**WHAT TO WORK ON:** Work through the data below line by line and say how many lines hold "Infantil"; give only the number.

(Records drawn from a dataset)

╔══

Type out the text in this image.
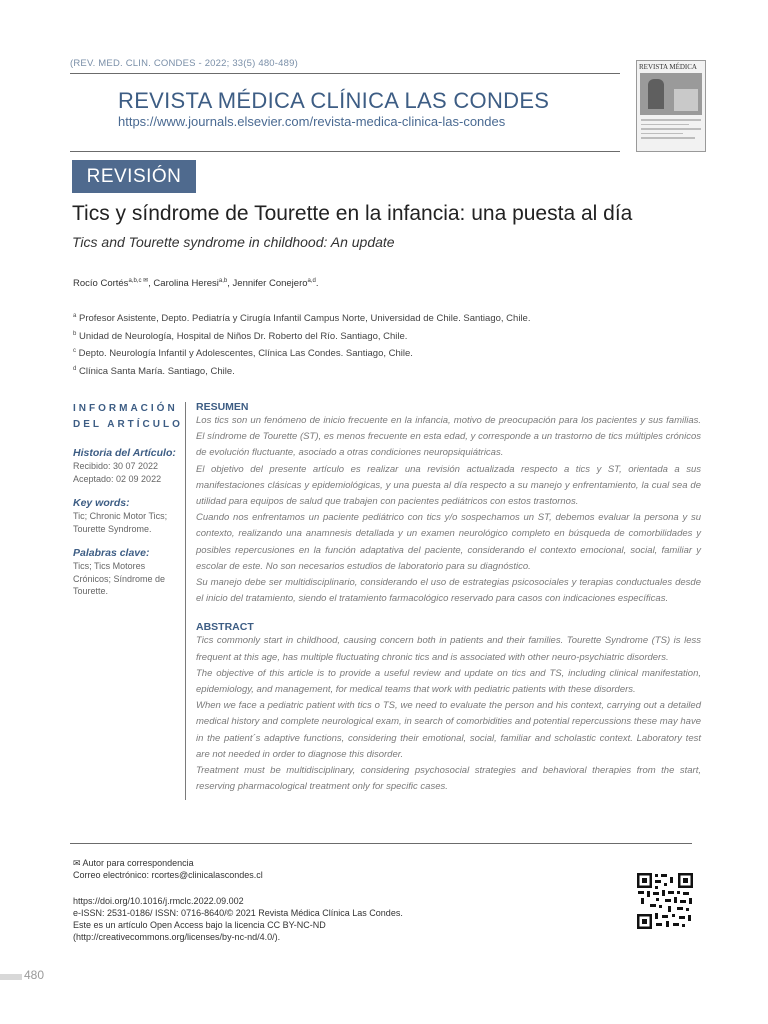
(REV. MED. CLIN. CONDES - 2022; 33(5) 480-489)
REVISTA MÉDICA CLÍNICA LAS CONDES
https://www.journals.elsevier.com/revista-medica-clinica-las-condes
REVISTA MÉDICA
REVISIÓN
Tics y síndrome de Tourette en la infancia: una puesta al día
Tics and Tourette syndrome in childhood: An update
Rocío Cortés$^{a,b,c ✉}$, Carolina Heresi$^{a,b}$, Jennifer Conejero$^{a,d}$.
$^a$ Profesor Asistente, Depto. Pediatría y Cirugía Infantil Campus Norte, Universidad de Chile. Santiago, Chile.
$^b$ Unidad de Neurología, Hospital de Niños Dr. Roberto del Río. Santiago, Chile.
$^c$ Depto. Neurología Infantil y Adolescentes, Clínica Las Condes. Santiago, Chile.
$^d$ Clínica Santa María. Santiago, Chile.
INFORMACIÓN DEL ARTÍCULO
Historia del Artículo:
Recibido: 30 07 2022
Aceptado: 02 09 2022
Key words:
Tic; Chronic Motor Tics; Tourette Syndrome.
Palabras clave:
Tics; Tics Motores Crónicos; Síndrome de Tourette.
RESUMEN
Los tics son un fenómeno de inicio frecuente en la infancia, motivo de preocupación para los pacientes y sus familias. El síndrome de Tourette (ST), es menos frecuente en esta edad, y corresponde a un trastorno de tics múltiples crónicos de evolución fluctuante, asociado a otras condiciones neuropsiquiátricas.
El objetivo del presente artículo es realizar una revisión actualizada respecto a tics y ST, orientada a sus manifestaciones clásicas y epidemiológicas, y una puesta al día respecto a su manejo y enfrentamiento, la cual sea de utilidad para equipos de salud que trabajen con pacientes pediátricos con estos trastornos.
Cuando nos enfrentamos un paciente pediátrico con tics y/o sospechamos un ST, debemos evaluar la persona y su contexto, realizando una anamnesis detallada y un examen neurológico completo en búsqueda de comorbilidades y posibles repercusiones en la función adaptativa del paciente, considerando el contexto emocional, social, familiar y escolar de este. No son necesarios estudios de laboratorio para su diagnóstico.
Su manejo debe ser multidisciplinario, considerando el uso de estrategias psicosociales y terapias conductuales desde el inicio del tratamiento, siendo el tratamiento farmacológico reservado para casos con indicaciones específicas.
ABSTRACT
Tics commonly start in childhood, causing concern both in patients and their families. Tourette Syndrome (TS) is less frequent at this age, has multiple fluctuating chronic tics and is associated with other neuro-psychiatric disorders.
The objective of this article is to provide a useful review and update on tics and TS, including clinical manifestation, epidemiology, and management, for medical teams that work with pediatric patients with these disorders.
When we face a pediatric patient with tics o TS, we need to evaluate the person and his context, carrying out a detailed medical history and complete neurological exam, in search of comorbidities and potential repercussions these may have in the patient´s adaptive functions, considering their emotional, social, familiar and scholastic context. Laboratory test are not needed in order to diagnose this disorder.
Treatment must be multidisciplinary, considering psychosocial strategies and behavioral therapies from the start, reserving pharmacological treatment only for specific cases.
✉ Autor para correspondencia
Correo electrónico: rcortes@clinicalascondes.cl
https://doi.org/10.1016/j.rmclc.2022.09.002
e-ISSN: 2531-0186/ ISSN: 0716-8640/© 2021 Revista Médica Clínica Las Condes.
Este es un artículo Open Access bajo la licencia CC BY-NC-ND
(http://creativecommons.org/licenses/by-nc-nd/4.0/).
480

╚══
╔══

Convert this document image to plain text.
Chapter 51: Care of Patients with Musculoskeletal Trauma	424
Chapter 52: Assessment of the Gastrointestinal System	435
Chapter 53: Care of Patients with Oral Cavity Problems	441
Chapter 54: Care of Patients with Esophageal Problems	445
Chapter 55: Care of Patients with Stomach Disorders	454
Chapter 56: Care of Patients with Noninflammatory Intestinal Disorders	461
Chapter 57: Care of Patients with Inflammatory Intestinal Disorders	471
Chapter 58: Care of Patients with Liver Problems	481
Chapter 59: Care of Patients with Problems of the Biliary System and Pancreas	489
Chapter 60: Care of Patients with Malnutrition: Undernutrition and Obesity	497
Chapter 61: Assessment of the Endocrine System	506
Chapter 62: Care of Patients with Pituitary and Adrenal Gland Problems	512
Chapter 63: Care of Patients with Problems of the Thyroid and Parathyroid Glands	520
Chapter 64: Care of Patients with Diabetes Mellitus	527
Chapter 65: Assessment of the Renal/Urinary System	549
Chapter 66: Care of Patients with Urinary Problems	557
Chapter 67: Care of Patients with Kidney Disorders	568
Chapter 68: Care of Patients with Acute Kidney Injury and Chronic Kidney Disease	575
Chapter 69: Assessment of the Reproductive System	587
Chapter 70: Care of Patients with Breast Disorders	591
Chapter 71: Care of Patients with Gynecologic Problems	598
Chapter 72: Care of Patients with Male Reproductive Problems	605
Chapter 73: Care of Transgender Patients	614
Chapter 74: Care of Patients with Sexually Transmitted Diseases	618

╚══
╔══

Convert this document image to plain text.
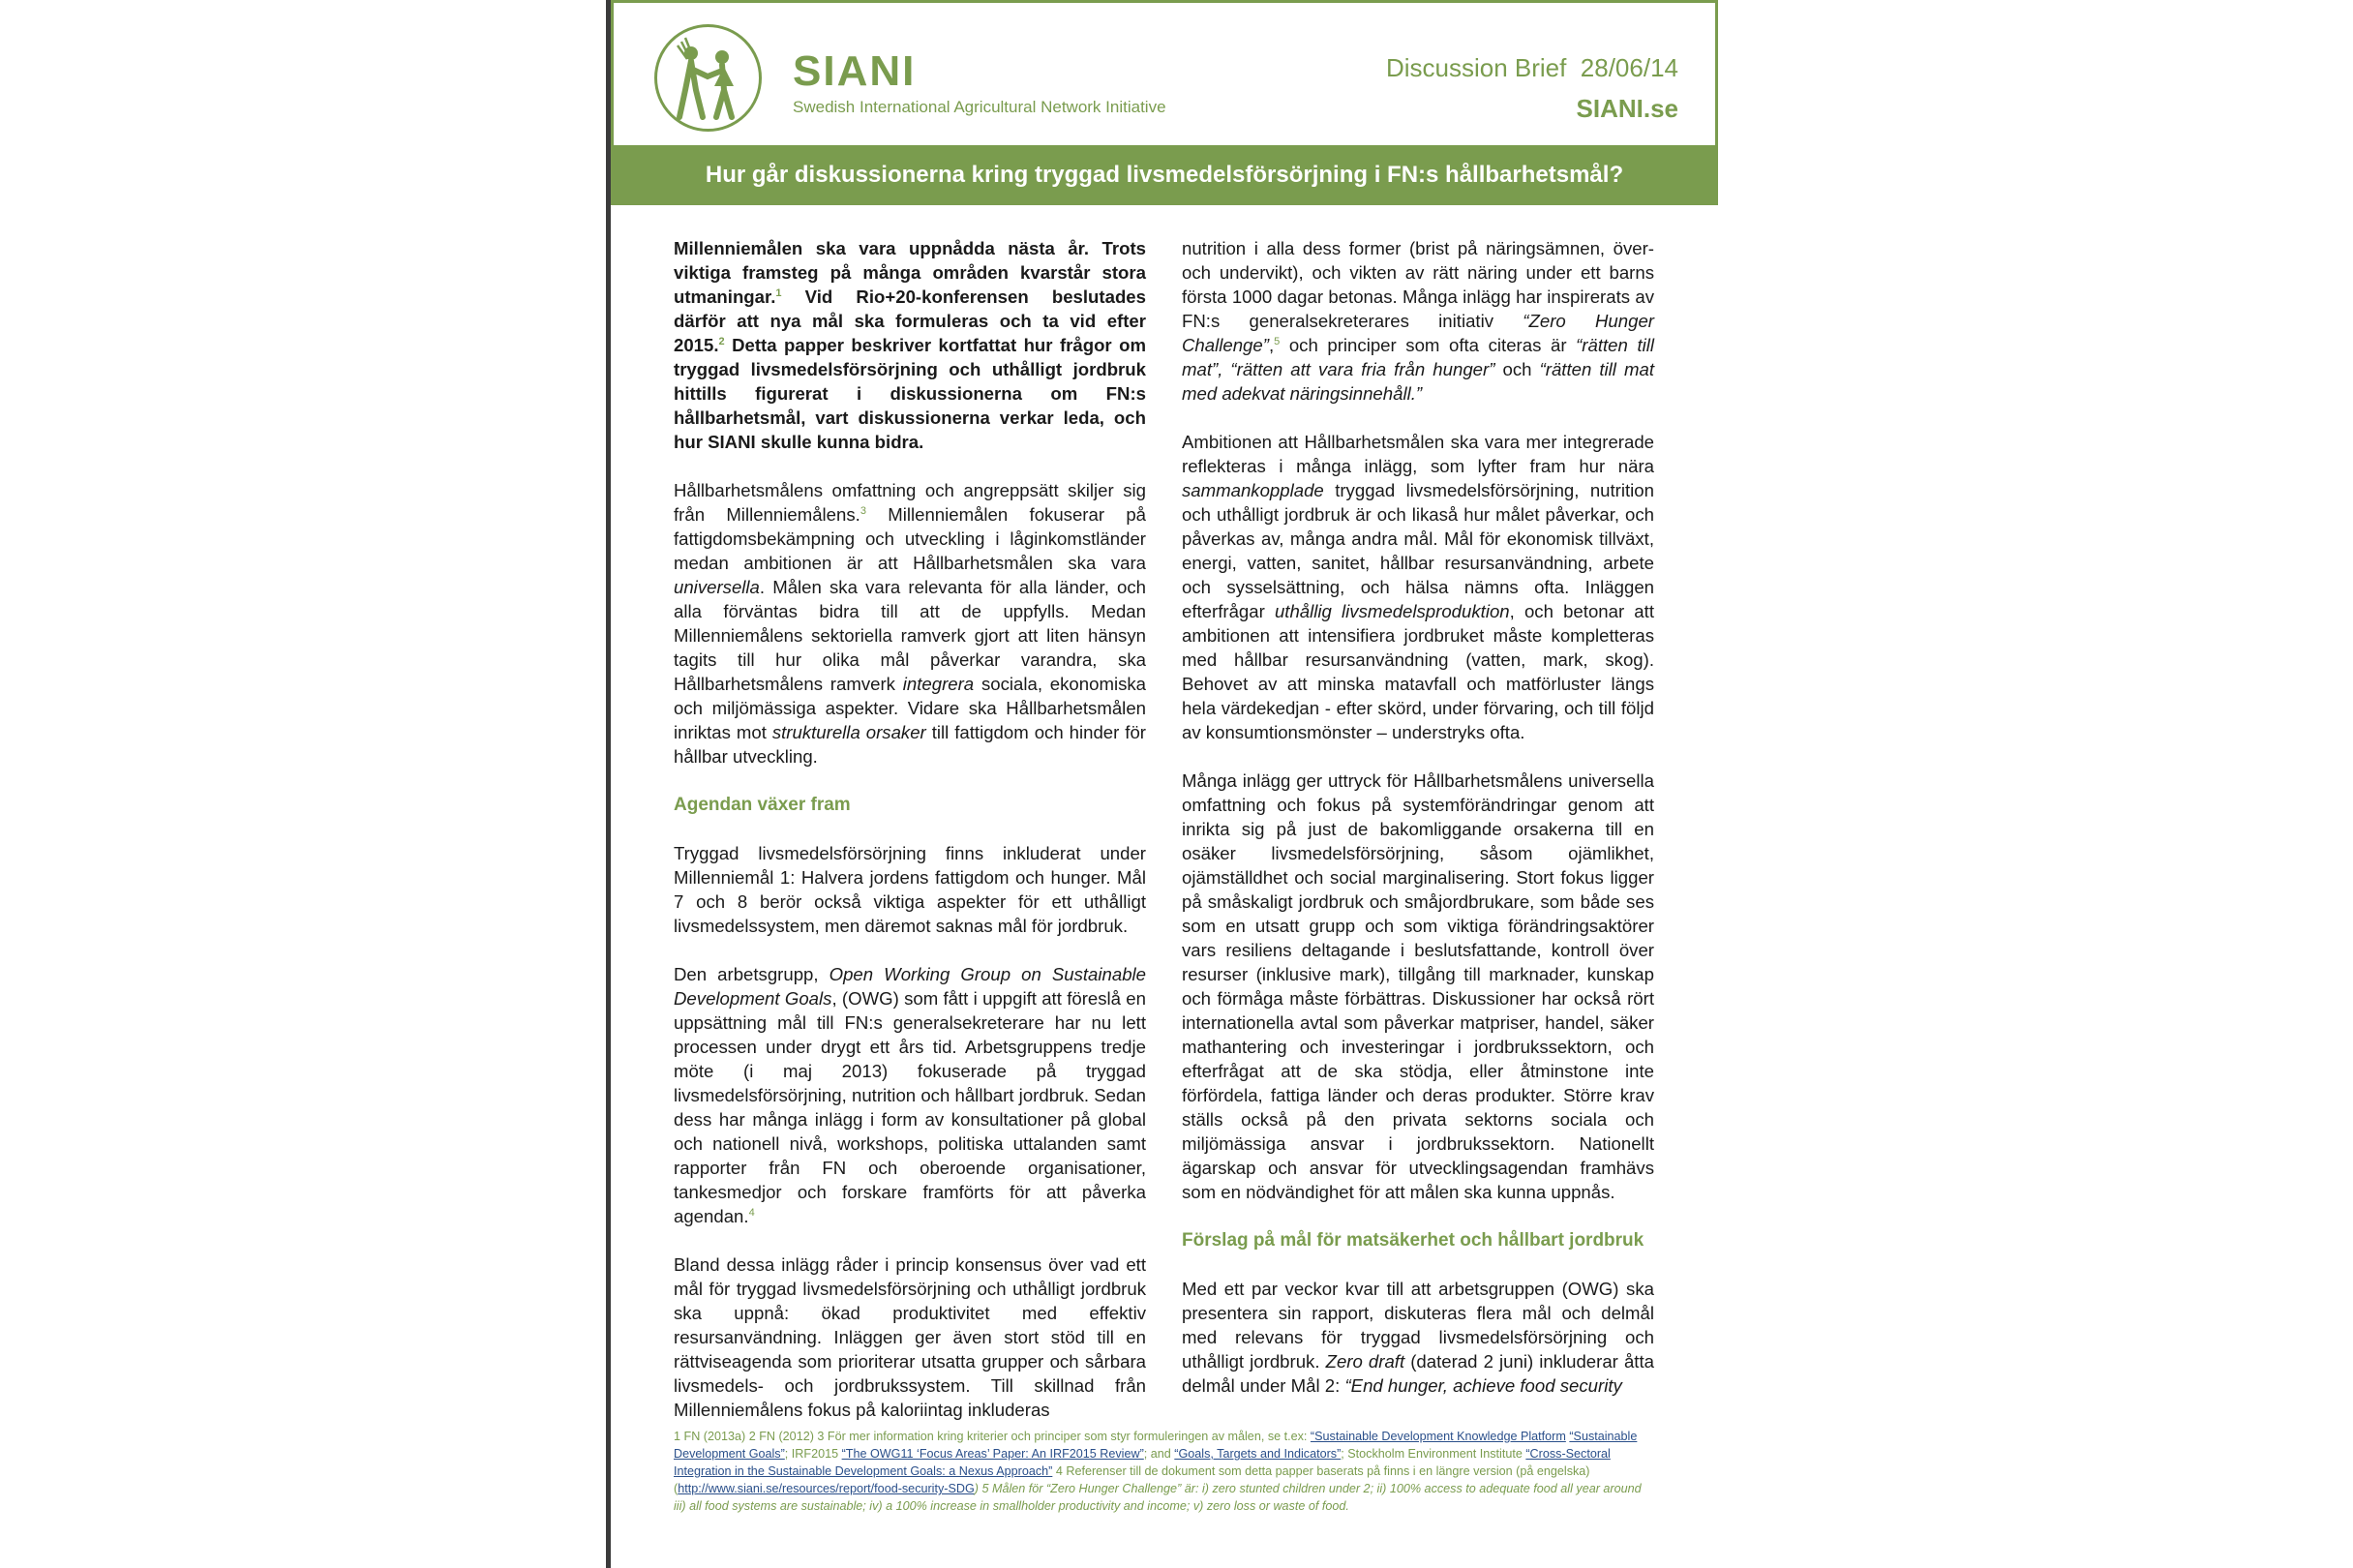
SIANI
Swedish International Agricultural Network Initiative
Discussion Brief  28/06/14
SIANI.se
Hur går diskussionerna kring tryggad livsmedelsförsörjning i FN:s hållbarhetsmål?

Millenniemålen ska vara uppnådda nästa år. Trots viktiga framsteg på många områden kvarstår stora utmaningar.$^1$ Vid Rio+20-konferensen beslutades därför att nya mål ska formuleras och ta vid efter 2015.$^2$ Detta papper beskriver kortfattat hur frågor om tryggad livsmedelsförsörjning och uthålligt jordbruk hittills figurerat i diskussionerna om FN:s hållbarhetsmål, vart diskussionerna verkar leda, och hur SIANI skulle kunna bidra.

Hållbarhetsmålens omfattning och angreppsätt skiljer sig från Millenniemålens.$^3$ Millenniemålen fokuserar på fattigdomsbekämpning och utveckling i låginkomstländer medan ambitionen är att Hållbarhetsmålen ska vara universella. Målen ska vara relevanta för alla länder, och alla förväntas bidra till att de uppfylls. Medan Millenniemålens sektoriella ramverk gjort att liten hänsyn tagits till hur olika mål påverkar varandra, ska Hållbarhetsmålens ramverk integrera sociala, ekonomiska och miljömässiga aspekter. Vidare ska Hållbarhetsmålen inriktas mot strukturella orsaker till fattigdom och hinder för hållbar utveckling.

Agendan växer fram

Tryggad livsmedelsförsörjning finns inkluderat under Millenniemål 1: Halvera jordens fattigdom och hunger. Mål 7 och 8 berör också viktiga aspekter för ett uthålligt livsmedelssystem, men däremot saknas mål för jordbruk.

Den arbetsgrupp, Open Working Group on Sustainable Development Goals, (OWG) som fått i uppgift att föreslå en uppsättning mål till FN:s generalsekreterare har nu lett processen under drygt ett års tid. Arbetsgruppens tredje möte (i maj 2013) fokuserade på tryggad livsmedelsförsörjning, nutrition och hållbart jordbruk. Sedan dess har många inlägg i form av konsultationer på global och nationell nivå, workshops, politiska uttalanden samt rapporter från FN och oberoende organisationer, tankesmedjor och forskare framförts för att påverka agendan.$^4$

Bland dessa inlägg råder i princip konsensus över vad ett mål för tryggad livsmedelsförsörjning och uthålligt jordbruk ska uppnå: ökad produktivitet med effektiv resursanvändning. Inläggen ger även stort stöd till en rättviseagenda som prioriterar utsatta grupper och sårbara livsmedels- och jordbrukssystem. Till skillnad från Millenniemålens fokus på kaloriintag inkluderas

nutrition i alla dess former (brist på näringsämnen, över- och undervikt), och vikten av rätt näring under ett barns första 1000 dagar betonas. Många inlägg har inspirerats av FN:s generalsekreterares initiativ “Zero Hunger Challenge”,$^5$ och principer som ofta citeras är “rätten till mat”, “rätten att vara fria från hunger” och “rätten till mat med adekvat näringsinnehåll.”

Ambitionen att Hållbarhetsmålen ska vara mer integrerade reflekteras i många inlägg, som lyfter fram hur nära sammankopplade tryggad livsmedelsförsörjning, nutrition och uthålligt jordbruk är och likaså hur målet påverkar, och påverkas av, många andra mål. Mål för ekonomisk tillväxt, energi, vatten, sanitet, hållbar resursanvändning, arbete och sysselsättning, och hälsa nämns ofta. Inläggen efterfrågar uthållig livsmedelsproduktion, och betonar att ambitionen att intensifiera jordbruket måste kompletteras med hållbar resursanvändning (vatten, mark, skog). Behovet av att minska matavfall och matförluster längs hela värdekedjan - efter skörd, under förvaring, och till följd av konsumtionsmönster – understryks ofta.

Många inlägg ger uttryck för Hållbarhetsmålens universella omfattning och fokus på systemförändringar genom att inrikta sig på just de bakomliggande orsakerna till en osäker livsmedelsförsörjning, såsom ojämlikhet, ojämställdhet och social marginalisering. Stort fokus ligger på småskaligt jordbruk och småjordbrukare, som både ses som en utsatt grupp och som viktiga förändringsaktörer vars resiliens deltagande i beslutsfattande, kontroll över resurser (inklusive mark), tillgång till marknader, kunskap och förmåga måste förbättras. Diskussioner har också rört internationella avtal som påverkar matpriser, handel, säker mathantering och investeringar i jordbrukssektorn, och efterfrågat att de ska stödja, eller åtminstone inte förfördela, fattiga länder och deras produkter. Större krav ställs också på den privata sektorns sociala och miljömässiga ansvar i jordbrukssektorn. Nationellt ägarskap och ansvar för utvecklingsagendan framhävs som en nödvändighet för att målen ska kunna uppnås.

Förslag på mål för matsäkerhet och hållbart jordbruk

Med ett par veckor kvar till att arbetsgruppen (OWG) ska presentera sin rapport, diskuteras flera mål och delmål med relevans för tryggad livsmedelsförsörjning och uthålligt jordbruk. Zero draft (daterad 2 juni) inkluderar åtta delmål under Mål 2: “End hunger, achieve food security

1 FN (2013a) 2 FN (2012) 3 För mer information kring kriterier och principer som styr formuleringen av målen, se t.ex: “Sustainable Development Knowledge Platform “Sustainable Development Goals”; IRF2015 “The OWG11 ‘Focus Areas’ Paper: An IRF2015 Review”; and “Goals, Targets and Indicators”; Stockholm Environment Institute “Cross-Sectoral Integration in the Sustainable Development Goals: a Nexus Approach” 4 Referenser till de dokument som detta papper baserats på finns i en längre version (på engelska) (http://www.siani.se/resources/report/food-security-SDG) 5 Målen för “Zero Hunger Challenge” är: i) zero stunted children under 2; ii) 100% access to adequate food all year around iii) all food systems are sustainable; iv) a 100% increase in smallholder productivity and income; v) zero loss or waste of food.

╚══

**RESPONSE TO THIS EXERCISE:** 2